• **Your objective**
Starting at the line that holds "Transcribe the text in this document.", copy every line exactly through the end of the data, and no others.

• **Data for processing**
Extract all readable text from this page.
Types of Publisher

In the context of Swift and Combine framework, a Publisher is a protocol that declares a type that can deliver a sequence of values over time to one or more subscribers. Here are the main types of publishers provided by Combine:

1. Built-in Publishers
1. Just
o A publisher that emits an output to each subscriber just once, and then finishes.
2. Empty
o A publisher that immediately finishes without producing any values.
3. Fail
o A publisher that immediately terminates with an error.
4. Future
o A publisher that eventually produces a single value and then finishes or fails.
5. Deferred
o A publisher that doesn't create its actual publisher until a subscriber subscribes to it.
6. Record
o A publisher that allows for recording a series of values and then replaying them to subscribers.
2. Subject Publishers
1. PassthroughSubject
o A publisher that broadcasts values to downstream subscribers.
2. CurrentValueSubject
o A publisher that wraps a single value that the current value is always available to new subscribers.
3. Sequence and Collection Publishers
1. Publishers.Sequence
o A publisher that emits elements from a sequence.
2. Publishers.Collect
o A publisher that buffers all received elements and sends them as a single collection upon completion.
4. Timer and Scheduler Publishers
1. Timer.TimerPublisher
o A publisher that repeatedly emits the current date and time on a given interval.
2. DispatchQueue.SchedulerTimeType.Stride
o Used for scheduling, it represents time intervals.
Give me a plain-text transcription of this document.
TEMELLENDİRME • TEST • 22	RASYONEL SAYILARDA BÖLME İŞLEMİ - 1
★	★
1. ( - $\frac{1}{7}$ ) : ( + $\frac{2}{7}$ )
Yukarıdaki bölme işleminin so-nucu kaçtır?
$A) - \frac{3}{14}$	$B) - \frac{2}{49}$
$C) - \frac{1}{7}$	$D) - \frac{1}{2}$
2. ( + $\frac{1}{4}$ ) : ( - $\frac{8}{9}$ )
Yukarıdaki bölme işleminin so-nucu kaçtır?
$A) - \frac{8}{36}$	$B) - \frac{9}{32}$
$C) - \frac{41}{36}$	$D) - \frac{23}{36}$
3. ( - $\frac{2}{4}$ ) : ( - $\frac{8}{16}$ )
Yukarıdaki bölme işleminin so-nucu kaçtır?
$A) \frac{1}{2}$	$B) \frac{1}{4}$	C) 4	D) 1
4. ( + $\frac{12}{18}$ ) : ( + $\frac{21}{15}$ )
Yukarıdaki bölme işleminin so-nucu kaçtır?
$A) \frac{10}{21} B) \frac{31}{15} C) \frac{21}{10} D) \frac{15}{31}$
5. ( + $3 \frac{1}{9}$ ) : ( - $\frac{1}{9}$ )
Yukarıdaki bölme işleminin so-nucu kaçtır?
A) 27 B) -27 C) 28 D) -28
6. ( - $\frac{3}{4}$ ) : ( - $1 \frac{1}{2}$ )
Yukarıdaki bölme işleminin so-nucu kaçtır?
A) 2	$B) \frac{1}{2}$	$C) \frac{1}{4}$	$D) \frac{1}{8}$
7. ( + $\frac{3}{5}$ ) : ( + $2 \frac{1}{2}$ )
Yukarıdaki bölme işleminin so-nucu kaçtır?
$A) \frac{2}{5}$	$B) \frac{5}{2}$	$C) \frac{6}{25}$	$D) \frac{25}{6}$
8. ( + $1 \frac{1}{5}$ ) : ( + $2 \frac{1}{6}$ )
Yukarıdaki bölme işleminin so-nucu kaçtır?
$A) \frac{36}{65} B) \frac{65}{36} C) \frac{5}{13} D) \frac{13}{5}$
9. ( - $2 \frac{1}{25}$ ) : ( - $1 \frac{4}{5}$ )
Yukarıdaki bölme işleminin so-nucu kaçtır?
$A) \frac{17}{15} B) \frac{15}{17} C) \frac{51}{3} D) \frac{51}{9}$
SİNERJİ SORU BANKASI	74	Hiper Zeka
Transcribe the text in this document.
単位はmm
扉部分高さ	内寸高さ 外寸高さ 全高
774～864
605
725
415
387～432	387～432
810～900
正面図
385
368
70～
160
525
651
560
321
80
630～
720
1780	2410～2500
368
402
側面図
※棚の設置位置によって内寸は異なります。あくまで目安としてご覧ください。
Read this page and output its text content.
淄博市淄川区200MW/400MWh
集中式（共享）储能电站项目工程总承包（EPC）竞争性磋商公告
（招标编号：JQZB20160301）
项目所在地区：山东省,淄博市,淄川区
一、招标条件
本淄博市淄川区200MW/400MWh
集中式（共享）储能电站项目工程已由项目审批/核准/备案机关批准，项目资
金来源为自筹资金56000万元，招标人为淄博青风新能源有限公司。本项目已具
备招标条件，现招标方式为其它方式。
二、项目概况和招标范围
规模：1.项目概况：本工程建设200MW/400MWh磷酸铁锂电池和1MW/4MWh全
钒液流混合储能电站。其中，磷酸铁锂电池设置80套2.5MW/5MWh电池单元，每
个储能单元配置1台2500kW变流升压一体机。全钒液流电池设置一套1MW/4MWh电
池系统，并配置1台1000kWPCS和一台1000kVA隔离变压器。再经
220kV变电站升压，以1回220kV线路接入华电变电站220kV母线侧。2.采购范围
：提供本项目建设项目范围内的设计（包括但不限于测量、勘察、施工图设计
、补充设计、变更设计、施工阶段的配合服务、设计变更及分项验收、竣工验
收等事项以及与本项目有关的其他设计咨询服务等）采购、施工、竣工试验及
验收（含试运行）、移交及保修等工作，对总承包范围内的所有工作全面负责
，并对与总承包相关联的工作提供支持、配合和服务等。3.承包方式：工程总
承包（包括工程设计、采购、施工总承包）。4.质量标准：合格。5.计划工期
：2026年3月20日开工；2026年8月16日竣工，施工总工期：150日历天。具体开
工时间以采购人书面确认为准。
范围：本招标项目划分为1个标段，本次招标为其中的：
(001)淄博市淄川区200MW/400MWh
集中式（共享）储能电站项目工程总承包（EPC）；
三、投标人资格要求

• **Response below**
Transcribe the text in this document.
単位はmm
扉部分高さ	内寸高さ 外寸高さ 全高
774～864
605
725
415
387～432	387～432
810～900
正面図
385
368
70～
160
525
651
560
321
80
630～
720
1780	2410～2500
368
402
側面図
※棚の設置位置によって内寸は異なります。あくまで目安としてご覧ください。
Read this page and output its text content.
淄博市淄川区200MW/400MWh
集中式（共享）储能电站项目工程总承包（EPC）竞争性磋商公告
（招标编号：JQZB20160301）
项目所在地区：山东省,淄博市,淄川区
一、招标条件
本淄博市淄川区200MW/400MWh
集中式（共享）储能电站项目工程已由项目审批/核准/备案机关批准，项目资
金来源为自筹资金56000万元，招标人为淄博青风新能源有限公司。本项目已具
备招标条件，现招标方式为其它方式。
二、项目概况和招标范围
规模：1.项目概况：本工程建设200MW/400MWh磷酸铁锂电池和1MW/4MWh全
钒液流混合储能电站。其中，磷酸铁锂电池设置80套2.5MW/5MWh电池单元，每
个储能单元配置1台2500kW变流升压一体机。全钒液流电池设置一套1MW/4MWh电
池系统，并配置1台1000kWPCS和一台1000kVA隔离变压器。再经
220kV变电站升压，以1回220kV线路接入华电变电站220kV母线侧。2.采购范围
：提供本项目建设项目范围内的设计（包括但不限于测量、勘察、施工图设计
、补充设计、变更设计、施工阶段的配合服务、设计变更及分项验收、竣工验
收等事项以及与本项目有关的其他设计咨询服务等）采购、施工、竣工试验及
验收（含试运行）、移交及保修等工作，对总承包范围内的所有工作全面负责
，并对与总承包相关联的工作提供支持、配合和服务等。3.承包方式：工程总
承包（包括工程设计、采购、施工总承包）。4.质量标准：合格。5.计划工期
：2026年3月20日开工；2026年8月16日竣工，施工总工期：150日历天。具体开
工时间以采购人书面确认为准。
范围：本招标项目划分为1个标段，本次招标为其中的：
(001)淄博市淄川区200MW/400MWh
集中式（共享）储能电站项目工程总承包（EPC）；
三、投标人资格要求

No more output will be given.